◆ **Work required**: Select lines where the word "Team" appears.

◆ **Records shown**:
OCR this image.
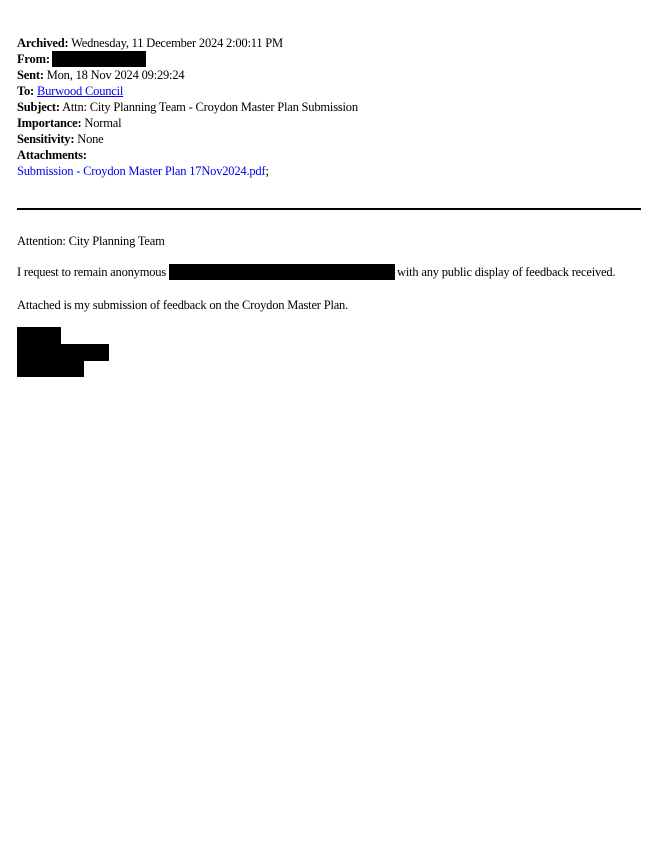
Archived: Wednesday, 11 December 2024 2:00:11 PM
From:
Sent: Mon, 18 Nov 2024 09:29:24
To: Burwood Council
Subject: Attn: City Planning Team - Croydon Master Plan Submission
Importance: Normal
Sensitivity: None
Attachments:
Submission - Croydon Master Plan 17Nov2024.pdf;
Attention: City Planning Team
I request to remain anonymous	with any public display of feedback received.
Attached is my submission of feedback on the Croydon Master Plan.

◆ **Answer to this task**:
Subject: Attn: City Planning Team - Croydon Master Plan Submission
Attention: City Planning Team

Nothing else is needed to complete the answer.